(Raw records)

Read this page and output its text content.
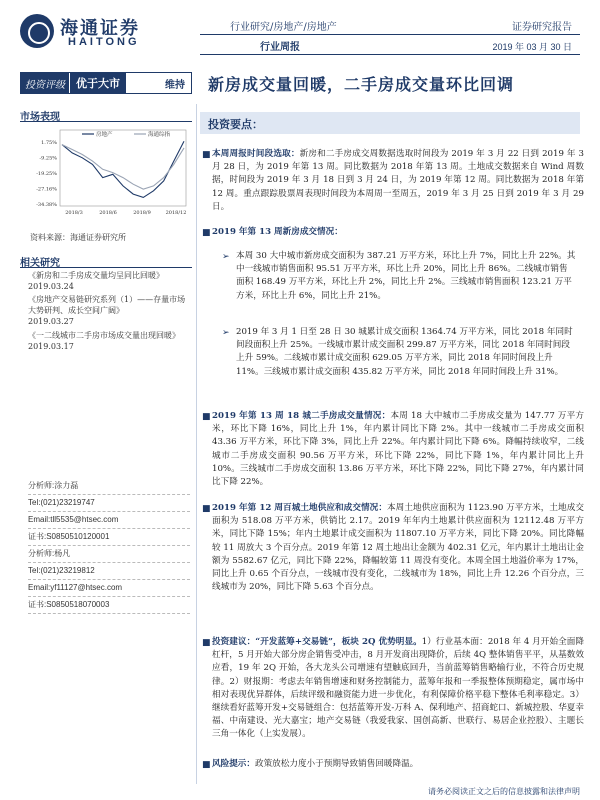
海通证券
HAITONG
行业研究/房地产/房地产
行业周报
证券研究报告
2019 年 03 月 30 日
投资评级	优于大市	维持	新房成交量回暖，二手房成交量环比回调
市场表现
1.75%
-9.25%
-19.25%
-27.16%
-34.38%
2018/3	2018/6	2018/9	2018/12
房地产	海通综指
资料来源：海通证券研究所
相关研究
《新房和二手房成交量均呈同比回暖》
2019.03.24
《房地产交易链研究系列（1）——存量市场大势研判、成长空间广阔》
2019.03.27
《一二线城市二手房市场成交量出现回暖》
2019.03.17
分析师:涂力磊
Tel:(021)23219747
Email:tll5535@htsec.com
证书:S0850510120001
分析师:杨凡
Tel:(021)23219812
Email:yf11127@htsec.com
证书:S0850518070003
投资要点：
■ 本周周报时间段选取：新房和二手房成交周数据选取时间段为 2019 年 3 月 22 日到 2019 年 3 月 28 日，为 2019 年第 13 周。同比数据为 2018 年第 13 周。土地成交数据来自 Wind 周数据，时间段为 2019 年 3 月 18 日到 3 月 24 日，为 2019 年第 12 周。同比数据为 2018 年第 12 周。重点跟踪股票周表现时间段为本周周一至周五，2019 年 3 月 25 日到 2019 年 3 月 29 日。
■ 2019 年第 13 周新房成交情况：
➢ 本周 30 大中城市新房成交面积为 387.21 万平方米，环比上升 7%，同比上升 22%。其中一线城市销售面积 95.51 万平方米，环比上升 20%，同比上升 86%。二线城市销售面积 168.49 万平方米，环比上升 2%，同比上升 2%。三线城市销售面积 123.21 万平方米，环比上升 6%，同比上升 21%。
➢ 2019 年 3 月 1 日至 28 日 30 城累计成交面积 1364.74 万平方米，同比 2018 年同时间段面积上升 25%。一线城市累计成交面积 299.87 万平方米，同比 2018 年同时间段上升 59%。二线城市累计成交面积 629.05 万平方米，同比 2018 年同时间段上升 11%。三线城市累计成交面积 435.82 万平方米，同比 2018 年同时间段上升 31%。
■ 2019 年第 13 周 18 城二手房成交量情况：本周 18 大中城市二手房成交量为 147.77 万平方米，环比下降 16%，同比上升 1%，年内累计同比下降 2%。其中一线城市二手房成交面积 43.36 万平方米，环比下降 3%，同比上升 22%。年内累计同比下降 6%。降幅持续收窄，二线城市二手房成交面积 90.56 万平方米，环比下降 22%，同比下降 1%，年内累计同比上升 10%。三线城市二手房成交面积 13.86 万平方米，环比下降 22%，同比下降 27%，年内累计同比下降 22%。
■ 2019 年第 12 周百城土地供应和成交情况：本周土地供应面积为 1123.90 万平方米，土地成交面积为 518.08 万平方米，供销比 2.17。2019 年年内土地累计供应面积为 12112.48 万平方米，同比下降 15%；年内土地累计成交面积为 11807.10 万平方米，同比下降 20%。同比降幅较 11 周放大 3 个百分点。2019 年第 12 周土地出让金额为 402.31 亿元，年内累计土地出让金额为 5582.67 亿元，同比下降 22%，降幅较第 11 周没有变化。本周全国土地溢价率为 17%，同比上升 0.65 个百分点，一线城市没有变化，二线城市为 18%，同比上升 12.26 个百分点，三线城市为 20%，同比下降 5.63 个百分点。
■ 投资建议：“开发蓝筹+交易链”，板块 2Q 优势明显。1）行业基本面：2018 年 4 月开始全面降杠杆，5 月开始大部分房企销售受冲击，8 月开发商出现降价，后续 4Q 整体销售平平，从基数效应看，19 年 2Q 开始，各大龙头公司增速有望触底回升，当前蓝筹销售略输行业，不符合历史规律。2）财报期：考虑去年销售增速和财务控制能力，蓝筹年报和一季报整体预期稳定，属市场中相对表现优异群体，后续评级和融资能力进一步优化，有利保障价格平稳下整体毛利率稳定。3）继续看好蓝筹开发+交易链组合：包括蓝筹开发-万科 A、保利地产、招商蛇口、新城控股、华夏幸福、中南建设、光大嘉宝；地产交易链（我爱我家、国创高新、世联行、易居企业控股）、主题长三角一体化（上实发展）。
■ 风险提示：政策放松力度小于预期导致销售回暖降温。
请务必阅读正文之后的信息披露和法律声明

[EXERCISE]
Examine the data above and state how many of its lines contain the word "Email", with no further remarks.

[CORRECT ANSWER]
2